* _Challenge_:
Among these lines, how many include "Edition"? Answer only with the number.

····················

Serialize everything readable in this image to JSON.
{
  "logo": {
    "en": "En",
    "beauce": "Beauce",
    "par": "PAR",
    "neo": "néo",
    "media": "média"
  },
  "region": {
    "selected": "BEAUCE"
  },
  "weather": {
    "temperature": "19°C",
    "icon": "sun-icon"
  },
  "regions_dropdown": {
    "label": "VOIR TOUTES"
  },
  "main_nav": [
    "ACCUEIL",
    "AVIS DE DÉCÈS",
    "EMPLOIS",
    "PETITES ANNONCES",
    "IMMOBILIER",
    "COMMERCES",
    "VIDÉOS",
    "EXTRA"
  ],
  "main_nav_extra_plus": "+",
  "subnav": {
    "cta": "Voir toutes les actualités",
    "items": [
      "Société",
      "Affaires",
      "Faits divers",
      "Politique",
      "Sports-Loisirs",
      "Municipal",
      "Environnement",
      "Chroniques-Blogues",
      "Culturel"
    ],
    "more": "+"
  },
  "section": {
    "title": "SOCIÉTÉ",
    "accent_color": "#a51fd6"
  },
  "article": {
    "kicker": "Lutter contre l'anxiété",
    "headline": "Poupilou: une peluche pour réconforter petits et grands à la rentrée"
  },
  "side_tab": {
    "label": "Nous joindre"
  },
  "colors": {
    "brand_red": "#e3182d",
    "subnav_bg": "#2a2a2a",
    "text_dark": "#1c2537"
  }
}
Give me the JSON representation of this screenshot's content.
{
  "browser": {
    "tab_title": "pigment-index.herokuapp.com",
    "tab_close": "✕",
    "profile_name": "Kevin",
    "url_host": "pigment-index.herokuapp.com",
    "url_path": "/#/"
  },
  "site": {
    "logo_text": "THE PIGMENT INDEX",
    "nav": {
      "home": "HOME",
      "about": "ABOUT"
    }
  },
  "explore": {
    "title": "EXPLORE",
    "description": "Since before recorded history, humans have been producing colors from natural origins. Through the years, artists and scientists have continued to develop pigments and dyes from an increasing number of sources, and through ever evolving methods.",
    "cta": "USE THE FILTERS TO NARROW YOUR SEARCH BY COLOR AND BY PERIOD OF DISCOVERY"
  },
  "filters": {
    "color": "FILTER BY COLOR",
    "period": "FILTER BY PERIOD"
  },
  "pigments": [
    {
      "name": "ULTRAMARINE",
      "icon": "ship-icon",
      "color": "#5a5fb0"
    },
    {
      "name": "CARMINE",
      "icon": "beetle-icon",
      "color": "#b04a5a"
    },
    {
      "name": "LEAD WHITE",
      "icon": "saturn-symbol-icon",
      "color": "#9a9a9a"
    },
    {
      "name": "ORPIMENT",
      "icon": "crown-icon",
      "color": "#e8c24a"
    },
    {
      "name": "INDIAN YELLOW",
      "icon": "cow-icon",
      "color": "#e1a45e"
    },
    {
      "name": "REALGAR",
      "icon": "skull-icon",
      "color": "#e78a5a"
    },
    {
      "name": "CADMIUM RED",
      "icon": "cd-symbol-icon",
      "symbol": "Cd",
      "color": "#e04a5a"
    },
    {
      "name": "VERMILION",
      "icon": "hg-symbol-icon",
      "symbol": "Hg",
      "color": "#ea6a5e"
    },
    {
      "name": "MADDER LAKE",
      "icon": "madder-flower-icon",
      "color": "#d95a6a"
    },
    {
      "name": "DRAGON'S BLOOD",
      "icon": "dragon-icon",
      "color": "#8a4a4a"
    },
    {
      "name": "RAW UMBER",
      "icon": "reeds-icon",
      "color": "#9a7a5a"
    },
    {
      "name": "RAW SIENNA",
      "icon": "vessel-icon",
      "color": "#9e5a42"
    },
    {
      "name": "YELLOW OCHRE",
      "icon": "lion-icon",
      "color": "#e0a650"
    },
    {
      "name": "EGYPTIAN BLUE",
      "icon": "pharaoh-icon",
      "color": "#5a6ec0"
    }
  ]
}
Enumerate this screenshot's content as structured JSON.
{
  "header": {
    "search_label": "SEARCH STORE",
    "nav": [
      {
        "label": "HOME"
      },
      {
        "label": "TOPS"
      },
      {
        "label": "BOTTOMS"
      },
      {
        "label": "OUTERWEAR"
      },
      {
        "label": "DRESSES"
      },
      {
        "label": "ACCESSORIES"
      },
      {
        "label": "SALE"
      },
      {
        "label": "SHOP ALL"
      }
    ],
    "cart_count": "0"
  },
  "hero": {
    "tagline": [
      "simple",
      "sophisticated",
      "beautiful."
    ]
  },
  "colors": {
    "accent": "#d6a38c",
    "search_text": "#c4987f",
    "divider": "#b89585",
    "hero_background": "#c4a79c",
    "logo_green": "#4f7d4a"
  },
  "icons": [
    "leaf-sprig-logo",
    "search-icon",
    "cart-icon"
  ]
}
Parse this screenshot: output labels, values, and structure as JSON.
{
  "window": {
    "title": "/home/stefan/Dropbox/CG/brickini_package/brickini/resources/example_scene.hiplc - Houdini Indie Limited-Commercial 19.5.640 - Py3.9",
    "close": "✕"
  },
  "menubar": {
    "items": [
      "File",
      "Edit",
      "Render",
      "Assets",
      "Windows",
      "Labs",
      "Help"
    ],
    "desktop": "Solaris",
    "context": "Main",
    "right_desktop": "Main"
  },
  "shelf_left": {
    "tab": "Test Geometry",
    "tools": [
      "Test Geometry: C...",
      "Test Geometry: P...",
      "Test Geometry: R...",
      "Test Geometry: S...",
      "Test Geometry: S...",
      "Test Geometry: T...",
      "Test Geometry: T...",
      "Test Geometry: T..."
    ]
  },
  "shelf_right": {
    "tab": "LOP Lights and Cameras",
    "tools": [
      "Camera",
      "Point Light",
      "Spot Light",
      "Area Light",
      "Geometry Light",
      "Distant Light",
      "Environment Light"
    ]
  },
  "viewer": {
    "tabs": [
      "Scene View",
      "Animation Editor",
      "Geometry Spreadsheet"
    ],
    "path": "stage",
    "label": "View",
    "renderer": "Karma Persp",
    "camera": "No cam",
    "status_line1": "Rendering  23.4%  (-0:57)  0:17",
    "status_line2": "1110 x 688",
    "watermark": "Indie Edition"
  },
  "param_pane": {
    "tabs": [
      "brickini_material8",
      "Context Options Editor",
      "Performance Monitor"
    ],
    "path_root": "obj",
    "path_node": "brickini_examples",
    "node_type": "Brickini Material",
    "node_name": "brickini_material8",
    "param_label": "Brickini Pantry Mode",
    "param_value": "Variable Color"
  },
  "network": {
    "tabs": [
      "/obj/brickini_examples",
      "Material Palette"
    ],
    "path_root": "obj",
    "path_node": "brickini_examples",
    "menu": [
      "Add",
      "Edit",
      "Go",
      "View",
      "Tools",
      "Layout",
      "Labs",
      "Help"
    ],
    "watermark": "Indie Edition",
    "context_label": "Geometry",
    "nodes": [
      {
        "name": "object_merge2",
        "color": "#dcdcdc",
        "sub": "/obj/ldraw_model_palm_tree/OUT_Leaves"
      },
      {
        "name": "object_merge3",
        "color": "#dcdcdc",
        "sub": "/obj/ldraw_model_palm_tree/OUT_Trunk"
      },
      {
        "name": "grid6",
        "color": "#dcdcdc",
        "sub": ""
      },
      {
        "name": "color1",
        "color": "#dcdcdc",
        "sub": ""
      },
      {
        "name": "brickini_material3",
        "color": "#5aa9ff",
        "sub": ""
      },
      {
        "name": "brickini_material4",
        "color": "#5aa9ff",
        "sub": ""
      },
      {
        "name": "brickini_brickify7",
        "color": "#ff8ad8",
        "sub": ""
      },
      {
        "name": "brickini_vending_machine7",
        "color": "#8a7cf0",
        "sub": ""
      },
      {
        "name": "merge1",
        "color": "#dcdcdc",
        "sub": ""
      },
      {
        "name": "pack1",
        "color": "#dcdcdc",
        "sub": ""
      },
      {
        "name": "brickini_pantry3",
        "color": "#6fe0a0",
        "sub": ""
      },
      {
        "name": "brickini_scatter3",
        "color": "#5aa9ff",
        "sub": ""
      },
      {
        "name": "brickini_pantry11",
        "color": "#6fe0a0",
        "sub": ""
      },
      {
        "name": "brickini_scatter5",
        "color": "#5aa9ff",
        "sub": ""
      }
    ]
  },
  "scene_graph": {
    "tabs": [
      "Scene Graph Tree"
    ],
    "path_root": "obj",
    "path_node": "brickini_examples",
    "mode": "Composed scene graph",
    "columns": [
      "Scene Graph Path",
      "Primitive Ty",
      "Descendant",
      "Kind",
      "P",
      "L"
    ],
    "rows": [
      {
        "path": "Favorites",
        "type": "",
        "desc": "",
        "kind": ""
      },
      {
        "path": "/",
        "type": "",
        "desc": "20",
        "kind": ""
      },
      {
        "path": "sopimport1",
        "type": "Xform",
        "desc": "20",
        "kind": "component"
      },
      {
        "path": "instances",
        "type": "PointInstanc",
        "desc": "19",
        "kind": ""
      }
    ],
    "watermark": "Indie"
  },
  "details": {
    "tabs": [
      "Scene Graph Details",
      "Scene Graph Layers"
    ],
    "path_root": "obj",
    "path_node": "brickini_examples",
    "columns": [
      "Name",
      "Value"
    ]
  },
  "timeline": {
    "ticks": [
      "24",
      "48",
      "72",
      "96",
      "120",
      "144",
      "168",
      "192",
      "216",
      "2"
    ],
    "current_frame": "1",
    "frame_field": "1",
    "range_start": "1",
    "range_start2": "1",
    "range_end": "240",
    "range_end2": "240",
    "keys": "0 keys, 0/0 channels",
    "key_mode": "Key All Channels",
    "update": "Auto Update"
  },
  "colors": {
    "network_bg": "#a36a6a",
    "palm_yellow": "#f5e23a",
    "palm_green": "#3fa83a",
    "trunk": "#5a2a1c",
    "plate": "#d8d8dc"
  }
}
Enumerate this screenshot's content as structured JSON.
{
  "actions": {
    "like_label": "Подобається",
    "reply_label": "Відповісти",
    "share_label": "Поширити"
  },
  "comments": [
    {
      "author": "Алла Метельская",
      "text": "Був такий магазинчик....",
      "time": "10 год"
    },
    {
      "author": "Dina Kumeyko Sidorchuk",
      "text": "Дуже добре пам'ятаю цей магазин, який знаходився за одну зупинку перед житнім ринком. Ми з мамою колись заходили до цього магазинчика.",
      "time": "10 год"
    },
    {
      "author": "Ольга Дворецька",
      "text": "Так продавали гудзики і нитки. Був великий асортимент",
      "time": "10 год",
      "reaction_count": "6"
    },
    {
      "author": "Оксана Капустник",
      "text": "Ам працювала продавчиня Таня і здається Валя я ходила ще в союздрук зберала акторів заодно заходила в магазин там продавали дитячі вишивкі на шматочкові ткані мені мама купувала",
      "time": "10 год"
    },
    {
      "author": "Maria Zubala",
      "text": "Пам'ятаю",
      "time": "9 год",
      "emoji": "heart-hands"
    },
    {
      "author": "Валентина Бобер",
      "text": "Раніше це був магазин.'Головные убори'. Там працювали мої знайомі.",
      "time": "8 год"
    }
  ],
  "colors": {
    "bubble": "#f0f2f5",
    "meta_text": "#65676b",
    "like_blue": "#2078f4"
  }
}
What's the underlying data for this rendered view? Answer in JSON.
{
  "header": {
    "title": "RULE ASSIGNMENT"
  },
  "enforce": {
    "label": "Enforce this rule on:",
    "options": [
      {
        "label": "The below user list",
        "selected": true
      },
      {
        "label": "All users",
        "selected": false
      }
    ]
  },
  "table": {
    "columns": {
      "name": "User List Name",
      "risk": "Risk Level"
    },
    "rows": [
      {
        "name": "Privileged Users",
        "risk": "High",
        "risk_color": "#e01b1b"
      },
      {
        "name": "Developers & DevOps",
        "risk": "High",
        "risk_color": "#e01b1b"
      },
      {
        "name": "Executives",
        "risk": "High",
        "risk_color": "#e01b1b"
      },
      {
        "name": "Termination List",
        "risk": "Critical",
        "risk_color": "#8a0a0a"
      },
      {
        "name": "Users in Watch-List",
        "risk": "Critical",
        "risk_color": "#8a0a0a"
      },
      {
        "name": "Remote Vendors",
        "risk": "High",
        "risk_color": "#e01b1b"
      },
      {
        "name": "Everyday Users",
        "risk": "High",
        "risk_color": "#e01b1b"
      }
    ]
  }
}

····················

* _Exercise result_:
2